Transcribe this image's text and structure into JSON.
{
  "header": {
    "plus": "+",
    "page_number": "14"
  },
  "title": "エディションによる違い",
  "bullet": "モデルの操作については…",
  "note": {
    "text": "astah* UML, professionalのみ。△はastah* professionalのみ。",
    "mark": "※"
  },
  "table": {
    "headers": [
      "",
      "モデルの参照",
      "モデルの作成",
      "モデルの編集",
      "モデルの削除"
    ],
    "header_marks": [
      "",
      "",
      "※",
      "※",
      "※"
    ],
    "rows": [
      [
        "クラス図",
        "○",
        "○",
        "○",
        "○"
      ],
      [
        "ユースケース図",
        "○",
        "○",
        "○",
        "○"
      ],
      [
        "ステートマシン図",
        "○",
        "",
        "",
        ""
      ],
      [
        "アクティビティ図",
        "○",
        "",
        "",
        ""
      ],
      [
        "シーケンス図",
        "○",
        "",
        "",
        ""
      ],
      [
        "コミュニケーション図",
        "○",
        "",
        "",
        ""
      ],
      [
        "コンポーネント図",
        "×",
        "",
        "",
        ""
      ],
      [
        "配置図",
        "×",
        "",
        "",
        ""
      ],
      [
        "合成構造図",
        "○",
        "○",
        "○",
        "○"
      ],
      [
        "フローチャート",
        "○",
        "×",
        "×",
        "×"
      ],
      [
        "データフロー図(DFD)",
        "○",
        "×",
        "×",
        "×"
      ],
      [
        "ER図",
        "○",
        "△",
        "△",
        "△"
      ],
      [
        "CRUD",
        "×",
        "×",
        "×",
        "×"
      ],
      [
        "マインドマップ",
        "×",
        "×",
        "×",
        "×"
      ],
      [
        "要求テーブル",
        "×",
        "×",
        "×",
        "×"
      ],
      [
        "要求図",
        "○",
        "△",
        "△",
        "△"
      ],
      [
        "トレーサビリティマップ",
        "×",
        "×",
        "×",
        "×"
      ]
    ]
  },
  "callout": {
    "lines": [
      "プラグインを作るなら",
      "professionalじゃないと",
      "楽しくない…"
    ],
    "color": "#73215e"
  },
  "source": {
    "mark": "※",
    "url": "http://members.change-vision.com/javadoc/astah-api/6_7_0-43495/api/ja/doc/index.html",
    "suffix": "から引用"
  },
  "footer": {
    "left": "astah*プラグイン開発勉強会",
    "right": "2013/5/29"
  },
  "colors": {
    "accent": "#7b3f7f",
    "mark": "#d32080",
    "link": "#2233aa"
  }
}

───

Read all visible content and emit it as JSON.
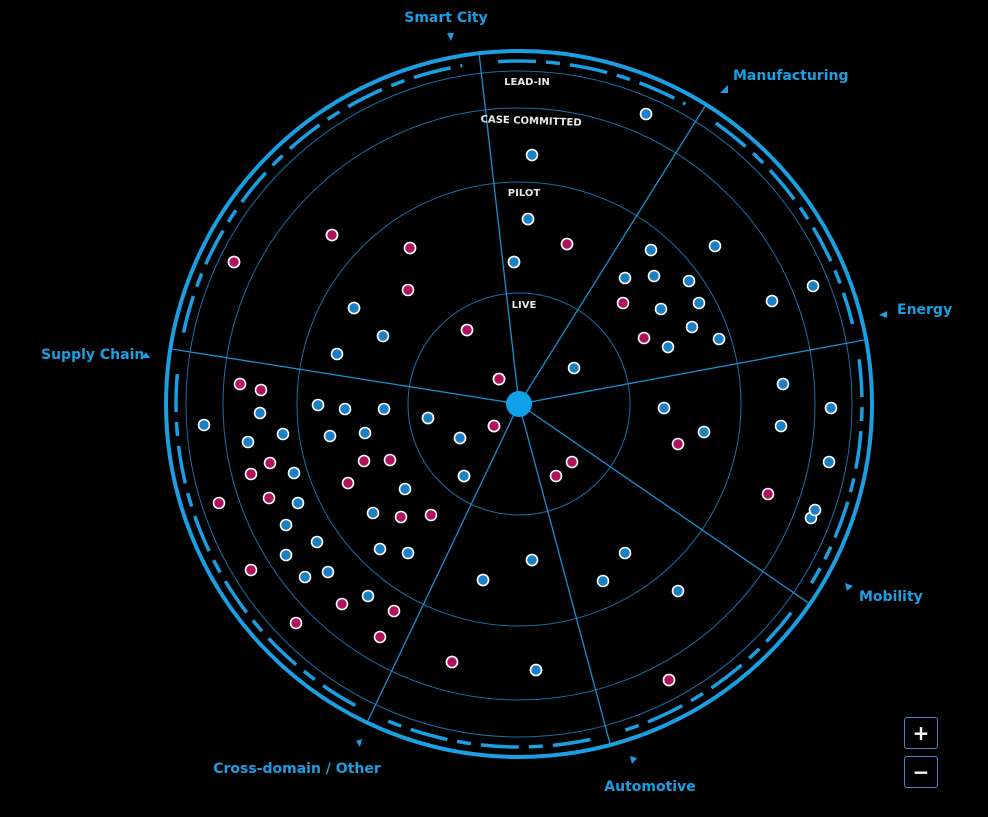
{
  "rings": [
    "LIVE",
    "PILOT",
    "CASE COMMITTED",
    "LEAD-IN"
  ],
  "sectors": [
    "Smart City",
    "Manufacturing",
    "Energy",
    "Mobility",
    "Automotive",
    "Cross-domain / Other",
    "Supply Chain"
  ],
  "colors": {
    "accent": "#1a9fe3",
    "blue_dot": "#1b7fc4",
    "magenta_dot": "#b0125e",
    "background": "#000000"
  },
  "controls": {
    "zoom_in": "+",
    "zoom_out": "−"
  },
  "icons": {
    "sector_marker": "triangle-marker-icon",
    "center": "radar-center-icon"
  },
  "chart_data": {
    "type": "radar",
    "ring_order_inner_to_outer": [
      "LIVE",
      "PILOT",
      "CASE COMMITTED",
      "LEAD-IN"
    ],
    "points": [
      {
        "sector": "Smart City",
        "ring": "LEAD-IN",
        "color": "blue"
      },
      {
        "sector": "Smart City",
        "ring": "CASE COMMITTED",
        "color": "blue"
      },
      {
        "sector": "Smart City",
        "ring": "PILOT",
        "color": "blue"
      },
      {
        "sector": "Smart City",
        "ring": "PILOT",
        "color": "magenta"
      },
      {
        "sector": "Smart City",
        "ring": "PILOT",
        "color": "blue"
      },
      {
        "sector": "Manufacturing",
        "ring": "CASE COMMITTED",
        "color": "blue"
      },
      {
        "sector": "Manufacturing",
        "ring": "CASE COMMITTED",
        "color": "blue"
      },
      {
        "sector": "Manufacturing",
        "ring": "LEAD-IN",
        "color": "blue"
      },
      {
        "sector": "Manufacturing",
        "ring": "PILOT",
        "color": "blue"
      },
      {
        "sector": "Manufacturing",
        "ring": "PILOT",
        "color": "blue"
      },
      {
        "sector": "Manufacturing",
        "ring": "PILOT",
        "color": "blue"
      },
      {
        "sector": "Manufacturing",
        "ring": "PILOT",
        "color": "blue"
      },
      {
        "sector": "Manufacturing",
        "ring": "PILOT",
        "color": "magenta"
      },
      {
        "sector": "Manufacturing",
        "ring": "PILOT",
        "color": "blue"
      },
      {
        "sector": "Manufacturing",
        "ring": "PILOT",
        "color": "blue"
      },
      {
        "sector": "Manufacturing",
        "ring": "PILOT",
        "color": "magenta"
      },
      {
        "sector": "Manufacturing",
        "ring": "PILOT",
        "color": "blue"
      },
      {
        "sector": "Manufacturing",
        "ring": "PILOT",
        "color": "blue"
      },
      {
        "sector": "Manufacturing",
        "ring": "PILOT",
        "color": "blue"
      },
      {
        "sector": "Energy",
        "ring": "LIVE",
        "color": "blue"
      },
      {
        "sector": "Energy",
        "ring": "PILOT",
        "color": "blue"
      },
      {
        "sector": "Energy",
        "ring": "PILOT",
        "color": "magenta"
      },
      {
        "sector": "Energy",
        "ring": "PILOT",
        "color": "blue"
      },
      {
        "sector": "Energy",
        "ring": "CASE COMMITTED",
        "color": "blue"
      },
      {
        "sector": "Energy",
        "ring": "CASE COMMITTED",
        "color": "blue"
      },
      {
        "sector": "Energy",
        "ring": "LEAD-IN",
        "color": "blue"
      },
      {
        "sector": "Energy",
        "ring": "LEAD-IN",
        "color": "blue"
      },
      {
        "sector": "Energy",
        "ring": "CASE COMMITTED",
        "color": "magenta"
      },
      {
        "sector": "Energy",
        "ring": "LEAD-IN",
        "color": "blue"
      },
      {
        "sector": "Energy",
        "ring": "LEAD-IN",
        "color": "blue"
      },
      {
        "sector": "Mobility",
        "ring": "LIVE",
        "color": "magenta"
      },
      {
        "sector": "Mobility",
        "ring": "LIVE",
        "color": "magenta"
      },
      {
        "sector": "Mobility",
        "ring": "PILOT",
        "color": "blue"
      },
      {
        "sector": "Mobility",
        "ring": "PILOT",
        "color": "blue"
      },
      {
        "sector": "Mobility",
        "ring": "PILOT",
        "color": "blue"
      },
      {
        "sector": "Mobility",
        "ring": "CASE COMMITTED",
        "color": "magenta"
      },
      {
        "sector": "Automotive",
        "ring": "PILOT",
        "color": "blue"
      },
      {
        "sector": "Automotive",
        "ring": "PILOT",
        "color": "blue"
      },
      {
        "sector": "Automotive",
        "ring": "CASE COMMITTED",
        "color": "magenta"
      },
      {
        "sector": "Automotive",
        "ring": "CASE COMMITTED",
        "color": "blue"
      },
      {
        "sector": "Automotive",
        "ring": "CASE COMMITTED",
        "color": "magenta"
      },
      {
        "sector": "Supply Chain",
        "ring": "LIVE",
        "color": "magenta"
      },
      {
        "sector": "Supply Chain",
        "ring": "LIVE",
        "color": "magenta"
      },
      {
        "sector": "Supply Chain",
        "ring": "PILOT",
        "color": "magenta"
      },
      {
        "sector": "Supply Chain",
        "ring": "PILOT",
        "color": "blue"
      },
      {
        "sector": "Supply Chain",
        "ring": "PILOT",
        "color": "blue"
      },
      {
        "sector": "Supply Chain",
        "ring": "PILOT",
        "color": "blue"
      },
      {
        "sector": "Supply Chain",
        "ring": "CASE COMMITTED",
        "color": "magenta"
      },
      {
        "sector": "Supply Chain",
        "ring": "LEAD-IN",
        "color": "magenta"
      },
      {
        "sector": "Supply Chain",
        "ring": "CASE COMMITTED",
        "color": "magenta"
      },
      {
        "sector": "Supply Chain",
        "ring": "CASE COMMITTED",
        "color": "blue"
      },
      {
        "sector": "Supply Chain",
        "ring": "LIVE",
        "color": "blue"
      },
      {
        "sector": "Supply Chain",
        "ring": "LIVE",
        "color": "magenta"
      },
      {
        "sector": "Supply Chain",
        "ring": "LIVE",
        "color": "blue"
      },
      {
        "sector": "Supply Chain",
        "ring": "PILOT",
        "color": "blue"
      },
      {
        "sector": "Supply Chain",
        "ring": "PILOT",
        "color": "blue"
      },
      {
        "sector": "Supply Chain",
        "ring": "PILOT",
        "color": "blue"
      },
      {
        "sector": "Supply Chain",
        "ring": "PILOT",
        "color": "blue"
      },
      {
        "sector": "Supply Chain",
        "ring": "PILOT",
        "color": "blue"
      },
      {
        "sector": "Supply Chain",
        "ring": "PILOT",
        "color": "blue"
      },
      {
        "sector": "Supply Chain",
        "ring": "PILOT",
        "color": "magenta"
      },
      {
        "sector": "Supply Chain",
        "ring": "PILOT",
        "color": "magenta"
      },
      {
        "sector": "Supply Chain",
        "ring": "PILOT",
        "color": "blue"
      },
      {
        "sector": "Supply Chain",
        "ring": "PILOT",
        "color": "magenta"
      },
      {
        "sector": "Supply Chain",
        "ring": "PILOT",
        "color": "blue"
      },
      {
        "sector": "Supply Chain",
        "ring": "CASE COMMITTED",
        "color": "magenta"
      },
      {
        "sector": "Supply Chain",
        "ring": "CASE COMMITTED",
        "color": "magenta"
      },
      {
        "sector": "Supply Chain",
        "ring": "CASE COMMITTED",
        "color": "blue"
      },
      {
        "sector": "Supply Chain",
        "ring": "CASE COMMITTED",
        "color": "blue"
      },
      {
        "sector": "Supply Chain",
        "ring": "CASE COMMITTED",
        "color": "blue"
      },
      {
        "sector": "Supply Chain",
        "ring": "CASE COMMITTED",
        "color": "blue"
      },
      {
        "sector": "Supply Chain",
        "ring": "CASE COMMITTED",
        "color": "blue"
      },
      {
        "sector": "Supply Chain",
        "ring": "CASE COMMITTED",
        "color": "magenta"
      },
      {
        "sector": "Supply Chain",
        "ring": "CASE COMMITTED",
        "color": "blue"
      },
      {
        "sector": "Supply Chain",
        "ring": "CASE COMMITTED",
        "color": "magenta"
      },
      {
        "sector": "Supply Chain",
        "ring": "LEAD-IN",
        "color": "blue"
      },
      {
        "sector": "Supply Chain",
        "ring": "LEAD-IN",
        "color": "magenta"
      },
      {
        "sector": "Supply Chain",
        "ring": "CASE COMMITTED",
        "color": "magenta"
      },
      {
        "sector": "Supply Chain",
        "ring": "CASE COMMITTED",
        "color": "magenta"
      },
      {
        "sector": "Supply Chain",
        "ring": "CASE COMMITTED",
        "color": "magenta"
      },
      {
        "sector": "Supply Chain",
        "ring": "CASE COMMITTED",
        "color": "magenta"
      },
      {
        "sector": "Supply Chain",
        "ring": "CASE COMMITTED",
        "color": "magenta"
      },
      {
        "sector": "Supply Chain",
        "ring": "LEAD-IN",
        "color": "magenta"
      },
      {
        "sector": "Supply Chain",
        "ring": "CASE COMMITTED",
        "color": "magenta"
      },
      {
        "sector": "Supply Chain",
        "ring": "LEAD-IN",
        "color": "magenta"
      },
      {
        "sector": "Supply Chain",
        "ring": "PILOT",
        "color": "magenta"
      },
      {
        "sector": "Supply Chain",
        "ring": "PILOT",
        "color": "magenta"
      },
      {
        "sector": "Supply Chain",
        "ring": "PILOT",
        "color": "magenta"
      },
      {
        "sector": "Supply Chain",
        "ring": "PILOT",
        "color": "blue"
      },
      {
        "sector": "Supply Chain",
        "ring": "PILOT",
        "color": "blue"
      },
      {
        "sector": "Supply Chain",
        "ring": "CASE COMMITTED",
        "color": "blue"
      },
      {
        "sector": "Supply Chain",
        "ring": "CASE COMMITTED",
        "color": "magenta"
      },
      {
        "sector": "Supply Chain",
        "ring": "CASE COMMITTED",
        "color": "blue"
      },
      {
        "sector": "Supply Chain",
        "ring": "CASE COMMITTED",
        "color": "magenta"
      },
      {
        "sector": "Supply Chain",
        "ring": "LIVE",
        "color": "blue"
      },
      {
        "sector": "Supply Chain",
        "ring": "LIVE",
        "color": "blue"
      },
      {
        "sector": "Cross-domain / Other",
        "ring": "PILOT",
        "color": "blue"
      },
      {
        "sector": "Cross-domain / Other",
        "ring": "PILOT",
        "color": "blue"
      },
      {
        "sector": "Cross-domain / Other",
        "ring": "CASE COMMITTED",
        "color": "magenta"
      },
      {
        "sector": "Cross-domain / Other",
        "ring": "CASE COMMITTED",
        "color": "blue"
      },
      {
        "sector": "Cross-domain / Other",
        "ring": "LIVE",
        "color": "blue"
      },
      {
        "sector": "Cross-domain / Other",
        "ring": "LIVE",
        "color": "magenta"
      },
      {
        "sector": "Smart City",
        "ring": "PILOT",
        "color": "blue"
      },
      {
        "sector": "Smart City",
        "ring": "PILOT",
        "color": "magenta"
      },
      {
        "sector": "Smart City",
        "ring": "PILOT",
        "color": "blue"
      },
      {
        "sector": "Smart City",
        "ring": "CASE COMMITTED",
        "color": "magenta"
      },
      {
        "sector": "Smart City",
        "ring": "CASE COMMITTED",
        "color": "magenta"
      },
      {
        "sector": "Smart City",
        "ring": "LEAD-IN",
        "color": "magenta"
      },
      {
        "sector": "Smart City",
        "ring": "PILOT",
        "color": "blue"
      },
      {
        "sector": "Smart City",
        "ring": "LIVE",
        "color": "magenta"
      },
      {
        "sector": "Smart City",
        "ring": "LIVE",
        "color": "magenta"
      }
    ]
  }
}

───

● **DIRECTION**
Where a line of the entries contains the word "text", copy that line.

● **ANSWER**
Transcribe this image's text and structure into JSON.
    "text": "astah* UML, professionalのみ。△はastah* professionalのみ。",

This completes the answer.